GIVEN EXERCISE ▸
Return every line of the data below that includes the string "Concept".

ITEMS ▸
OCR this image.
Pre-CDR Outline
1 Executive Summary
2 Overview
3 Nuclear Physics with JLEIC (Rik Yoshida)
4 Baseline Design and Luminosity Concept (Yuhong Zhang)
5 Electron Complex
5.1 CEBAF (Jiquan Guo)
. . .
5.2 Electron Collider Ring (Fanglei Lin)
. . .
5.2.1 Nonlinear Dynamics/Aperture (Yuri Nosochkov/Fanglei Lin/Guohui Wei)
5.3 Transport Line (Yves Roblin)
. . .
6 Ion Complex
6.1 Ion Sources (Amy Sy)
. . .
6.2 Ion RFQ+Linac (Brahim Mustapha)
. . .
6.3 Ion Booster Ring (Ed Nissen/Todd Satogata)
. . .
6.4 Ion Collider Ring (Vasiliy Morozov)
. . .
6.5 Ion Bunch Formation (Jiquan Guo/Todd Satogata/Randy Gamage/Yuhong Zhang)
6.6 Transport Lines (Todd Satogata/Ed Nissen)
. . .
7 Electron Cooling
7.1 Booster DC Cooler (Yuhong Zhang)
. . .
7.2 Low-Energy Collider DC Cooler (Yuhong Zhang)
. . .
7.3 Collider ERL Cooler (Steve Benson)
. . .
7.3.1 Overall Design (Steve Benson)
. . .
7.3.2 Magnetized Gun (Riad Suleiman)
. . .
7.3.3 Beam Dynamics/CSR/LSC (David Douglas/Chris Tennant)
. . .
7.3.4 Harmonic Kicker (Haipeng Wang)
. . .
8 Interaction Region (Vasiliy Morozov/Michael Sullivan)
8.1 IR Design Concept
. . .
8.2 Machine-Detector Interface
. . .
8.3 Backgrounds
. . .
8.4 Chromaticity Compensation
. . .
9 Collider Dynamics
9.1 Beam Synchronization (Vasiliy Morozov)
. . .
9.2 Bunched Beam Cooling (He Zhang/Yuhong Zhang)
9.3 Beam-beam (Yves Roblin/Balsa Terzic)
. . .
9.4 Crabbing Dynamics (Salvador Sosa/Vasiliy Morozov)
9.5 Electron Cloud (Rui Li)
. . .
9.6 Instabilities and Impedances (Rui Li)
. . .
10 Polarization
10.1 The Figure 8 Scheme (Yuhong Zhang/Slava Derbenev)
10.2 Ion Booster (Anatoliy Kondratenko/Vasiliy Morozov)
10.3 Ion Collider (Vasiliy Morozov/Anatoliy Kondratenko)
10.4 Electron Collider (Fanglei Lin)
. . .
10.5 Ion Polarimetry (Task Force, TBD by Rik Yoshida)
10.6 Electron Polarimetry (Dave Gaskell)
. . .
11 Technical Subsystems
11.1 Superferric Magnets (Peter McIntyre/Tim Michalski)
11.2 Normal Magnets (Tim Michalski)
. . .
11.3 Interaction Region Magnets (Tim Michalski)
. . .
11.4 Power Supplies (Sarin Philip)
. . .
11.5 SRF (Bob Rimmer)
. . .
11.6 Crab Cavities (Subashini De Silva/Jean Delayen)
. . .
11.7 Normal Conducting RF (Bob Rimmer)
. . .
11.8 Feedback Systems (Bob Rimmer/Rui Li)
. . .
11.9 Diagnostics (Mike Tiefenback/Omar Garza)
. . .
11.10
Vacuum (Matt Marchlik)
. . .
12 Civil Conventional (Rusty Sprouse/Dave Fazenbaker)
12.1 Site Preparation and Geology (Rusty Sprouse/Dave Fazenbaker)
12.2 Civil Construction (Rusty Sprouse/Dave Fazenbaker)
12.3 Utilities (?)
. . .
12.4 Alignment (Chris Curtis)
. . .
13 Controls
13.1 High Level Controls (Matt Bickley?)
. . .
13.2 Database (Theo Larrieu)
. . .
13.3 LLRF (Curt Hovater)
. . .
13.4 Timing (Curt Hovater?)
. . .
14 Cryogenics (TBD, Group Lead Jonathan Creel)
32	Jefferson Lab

--

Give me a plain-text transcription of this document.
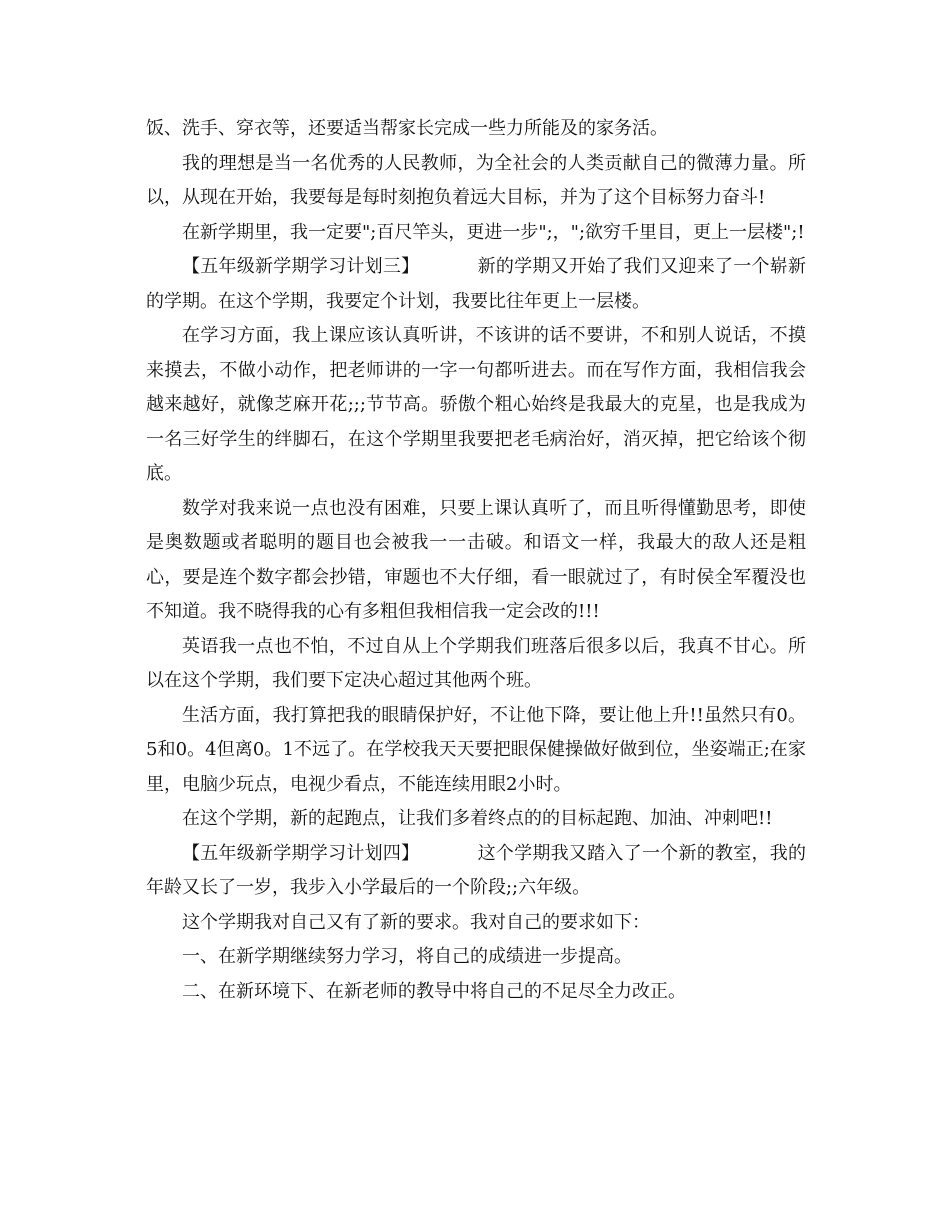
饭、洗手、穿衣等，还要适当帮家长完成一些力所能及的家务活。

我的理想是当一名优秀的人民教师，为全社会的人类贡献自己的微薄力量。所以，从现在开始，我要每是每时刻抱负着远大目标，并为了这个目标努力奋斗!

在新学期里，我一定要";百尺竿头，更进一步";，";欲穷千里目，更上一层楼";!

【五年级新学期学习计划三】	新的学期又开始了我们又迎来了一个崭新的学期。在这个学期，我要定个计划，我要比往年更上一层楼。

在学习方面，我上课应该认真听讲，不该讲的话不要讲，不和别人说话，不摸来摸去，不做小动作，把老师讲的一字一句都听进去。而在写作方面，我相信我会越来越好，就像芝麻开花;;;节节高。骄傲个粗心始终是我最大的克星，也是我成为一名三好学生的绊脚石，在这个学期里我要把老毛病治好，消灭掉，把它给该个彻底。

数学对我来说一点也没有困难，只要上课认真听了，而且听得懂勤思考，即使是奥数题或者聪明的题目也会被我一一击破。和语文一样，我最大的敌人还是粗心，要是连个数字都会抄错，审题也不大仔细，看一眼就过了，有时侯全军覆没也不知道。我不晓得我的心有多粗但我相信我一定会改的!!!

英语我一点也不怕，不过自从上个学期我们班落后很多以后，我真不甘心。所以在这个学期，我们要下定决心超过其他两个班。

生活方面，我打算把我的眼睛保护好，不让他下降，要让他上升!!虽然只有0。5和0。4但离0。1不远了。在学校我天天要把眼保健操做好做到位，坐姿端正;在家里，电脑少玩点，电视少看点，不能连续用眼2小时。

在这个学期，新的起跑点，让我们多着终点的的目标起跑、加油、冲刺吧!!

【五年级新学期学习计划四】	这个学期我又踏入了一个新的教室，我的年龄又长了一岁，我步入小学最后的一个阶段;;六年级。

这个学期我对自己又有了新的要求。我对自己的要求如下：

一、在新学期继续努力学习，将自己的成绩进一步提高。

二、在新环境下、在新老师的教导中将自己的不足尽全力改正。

--

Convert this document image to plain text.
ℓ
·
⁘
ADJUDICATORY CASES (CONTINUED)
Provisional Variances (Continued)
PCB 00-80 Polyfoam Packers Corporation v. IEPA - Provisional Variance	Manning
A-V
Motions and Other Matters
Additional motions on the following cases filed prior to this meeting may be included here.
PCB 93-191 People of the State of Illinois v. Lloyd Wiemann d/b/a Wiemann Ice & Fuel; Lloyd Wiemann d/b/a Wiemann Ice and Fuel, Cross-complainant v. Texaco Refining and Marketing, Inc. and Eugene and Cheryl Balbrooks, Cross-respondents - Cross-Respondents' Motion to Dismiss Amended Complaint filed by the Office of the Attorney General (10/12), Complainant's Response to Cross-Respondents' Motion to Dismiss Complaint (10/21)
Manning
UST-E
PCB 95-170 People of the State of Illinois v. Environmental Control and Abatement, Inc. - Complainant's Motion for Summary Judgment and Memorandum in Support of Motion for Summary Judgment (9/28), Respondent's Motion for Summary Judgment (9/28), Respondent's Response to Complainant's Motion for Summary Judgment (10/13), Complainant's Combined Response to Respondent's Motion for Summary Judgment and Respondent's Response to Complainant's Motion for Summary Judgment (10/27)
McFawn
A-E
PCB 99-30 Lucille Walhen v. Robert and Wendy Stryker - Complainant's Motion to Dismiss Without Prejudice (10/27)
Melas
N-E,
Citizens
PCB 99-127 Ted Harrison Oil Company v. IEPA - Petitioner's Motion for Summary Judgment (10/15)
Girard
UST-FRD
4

FINAL RESULT ▸
4 Baseline Design and Luminosity Concept (Yuhong Zhang)
8.1 IR Design Concept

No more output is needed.